• _EXERCISE DESCRIPTION_
Copy the records out again in full, keeping them identical.

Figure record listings
________________

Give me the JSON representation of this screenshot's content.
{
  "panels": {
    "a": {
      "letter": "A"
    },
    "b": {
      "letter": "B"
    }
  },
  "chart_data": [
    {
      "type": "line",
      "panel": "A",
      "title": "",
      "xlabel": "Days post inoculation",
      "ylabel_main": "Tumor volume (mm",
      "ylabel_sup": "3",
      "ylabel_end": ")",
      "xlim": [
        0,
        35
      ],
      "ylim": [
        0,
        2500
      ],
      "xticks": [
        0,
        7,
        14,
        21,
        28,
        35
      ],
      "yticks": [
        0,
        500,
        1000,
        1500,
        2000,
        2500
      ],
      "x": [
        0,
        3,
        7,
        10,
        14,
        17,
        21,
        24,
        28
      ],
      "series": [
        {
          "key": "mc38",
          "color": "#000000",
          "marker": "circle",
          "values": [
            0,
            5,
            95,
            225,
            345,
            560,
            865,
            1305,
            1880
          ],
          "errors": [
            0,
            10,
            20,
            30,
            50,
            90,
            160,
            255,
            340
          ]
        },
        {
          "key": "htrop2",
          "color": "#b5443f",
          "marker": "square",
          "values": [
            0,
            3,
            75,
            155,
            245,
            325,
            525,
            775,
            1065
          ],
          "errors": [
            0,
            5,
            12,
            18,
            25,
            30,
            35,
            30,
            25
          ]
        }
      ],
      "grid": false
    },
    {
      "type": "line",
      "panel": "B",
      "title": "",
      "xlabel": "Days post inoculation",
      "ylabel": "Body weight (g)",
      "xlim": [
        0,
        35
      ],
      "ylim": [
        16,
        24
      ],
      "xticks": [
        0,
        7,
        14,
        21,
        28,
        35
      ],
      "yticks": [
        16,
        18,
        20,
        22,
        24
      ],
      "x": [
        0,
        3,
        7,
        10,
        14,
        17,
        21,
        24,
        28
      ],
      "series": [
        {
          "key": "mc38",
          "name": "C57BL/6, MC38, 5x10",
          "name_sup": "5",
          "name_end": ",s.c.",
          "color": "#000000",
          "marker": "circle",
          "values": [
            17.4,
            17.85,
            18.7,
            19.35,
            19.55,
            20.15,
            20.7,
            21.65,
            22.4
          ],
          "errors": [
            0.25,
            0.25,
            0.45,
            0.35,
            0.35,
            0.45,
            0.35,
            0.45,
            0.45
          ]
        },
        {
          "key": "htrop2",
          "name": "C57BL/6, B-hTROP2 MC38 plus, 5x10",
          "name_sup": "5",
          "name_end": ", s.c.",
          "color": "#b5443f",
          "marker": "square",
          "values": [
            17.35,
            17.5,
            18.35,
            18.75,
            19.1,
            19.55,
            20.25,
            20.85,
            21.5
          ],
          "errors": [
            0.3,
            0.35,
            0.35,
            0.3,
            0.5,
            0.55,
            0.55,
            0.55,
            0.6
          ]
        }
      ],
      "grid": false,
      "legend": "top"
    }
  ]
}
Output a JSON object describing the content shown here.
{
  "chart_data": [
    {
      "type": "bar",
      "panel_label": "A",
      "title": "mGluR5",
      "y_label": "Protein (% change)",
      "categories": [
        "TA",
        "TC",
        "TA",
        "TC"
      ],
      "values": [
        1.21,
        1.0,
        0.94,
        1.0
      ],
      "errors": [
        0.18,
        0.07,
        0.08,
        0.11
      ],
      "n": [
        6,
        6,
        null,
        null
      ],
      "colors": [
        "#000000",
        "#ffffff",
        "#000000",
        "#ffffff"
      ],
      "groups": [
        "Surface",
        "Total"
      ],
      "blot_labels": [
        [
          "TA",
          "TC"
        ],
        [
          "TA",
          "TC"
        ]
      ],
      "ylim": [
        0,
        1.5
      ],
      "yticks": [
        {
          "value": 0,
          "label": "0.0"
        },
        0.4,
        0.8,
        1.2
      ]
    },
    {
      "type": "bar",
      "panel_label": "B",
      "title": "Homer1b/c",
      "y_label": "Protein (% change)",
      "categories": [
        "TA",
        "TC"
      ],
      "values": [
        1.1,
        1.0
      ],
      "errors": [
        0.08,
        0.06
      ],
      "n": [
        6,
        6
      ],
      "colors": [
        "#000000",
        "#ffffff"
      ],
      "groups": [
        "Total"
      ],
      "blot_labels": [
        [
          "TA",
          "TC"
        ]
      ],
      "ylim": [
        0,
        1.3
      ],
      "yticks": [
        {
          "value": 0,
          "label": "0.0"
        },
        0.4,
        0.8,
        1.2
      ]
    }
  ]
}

________________

• _EXERCISE RESPONSE_
Give me the JSON representation of this screenshot's content.
{
  "panels": {
    "a": {
      "letter": "A"
    },
    "b": {
      "letter": "B"
    }
  },
  "chart_data": [
    {
      "type": "line",
      "panel": "A",
      "title": "",
      "xlabel": "Days post inoculation",
      "ylabel_main": "Tumor volume (mm",
      "ylabel_sup": "3",
      "ylabel_end": ")",
      "xlim": [
        0,
        35
      ],
      "ylim": [
        0,
        2500
      ],
      "xticks": [
        0,
        7,
        14,
        21,
        28,
        35
      ],
      "yticks": [
        0,
        500,
        1000,
        1500,
        2000,
        2500
      ],
      "x": [
        0,
        3,
        7,
        10,
        14,
        17,
        21,
        24,
        28
      ],
      "series": [
        {
          "key": "mc38",
          "color": "#000000",
          "marker": "circle",
          "values": [
            0,
            5,
            95,
            225,
            345,
            560,
            865,
            1305,
            1880
          ],
          "errors": [
            0,
            10,
            20,
            30,
            50,
            90,
            160,
            255,
            340
          ]
        },
        {
          "key": "htrop2",
          "color": "#b5443f",
          "marker": "square",
          "values": [
            0,
            3,
            75,
            155,
            245,
            325,
            525,
            775,
            1065
          ],
          "errors": [
            0,
            5,
            12,
            18,
            25,
            30,
            35,
            30,
            25
          ]
        }
      ],
      "grid": false
    },
    {
      "type": "line",
      "panel": "B",
      "title": "",
      "xlabel": "Days post inoculation",
      "ylabel": "Body weight (g)",
      "xlim": [
        0,
        35
      ],
      "ylim": [
        16,
        24
      ],
      "xticks": [
        0,
        7,
        14,
        21,
        28,
        35
      ],
      "yticks": [
        16,
        18,
        20,
        22,
        24
      ],
      "x": [
        0,
        3,
        7,
        10,
        14,
        17,
        21,
        24,
        28
      ],
      "series": [
        {
          "key": "mc38",
          "name": "C57BL/6, MC38, 5x10",
          "name_sup": "5",
          "name_end": ",s.c.",
          "color": "#000000",
          "marker": "circle",
          "values": [
            17.4,
            17.85,
            18.7,
            19.35,
            19.55,
            20.15,
            20.7,
            21.65,
            22.4
          ],
          "errors": [
            0.25,
            0.25,
            0.45,
            0.35,
            0.35,
            0.45,
            0.35,
            0.45,
            0.45
          ]
        },
        {
          "key": "htrop2",
          "name": "C57BL/6, B-hTROP2 MC38 plus, 5x10",
          "name_sup": "5",
          "name_end": ", s.c.",
          "color": "#b5443f",
          "marker": "square",
          "values": [
            17.35,
            17.5,
            18.35,
            18.75,
            19.1,
            19.55,
            20.25,
            20.85,
            21.5
          ],
          "errors": [
            0.3,
            0.35,
            0.35,
            0.3,
            0.5,
            0.55,
            0.55,
            0.55,
            0.6
          ]
        }
      ],
      "grid": false,
      "legend": "top"
    }
  ]
}
Output a JSON object describing the content shown here.
{
  "chart_data": [
    {
      "type": "bar",
      "panel_label": "A",
      "title": "mGluR5",
      "y_label": "Protein (% change)",
      "categories": [
        "TA",
        "TC",
        "TA",
        "TC"
      ],
      "values": [
        1.21,
        1.0,
        0.94,
        1.0
      ],
      "errors": [
        0.18,
        0.07,
        0.08,
        0.11
      ],
      "n": [
        6,
        6,
        null,
        null
      ],
      "colors": [
        "#000000",
        "#ffffff",
        "#000000",
        "#ffffff"
      ],
      "groups": [
        "Surface",
        "Total"
      ],
      "blot_labels": [
        [
          "TA",
          "TC"
        ],
        [
          "TA",
          "TC"
        ]
      ],
      "ylim": [
        0,
        1.5
      ],
      "yticks": [
        {
          "value": 0,
          "label": "0.0"
        },
        0.4,
        0.8,
        1.2
      ]
    },
    {
      "type": "bar",
      "panel_label": "B",
      "title": "Homer1b/c",
      "y_label": "Protein (% change)",
      "categories": [
        "TA",
        "TC"
      ],
      "values": [
        1.1,
        1.0
      ],
      "errors": [
        0.08,
        0.06
      ],
      "n": [
        6,
        6
      ],
      "colors": [
        "#000000",
        "#ffffff"
      ],
      "groups": [
        "Total"
      ],
      "blot_labels": [
        [
          "TA",
          "TC"
        ]
      ],
      "ylim": [
        0,
        1.3
      ],
      "yticks": [
        {
          "value": 0,
          "label": "0.0"
        },
        0.4,
        0.8,
        1.2
      ]
    }
  ]
}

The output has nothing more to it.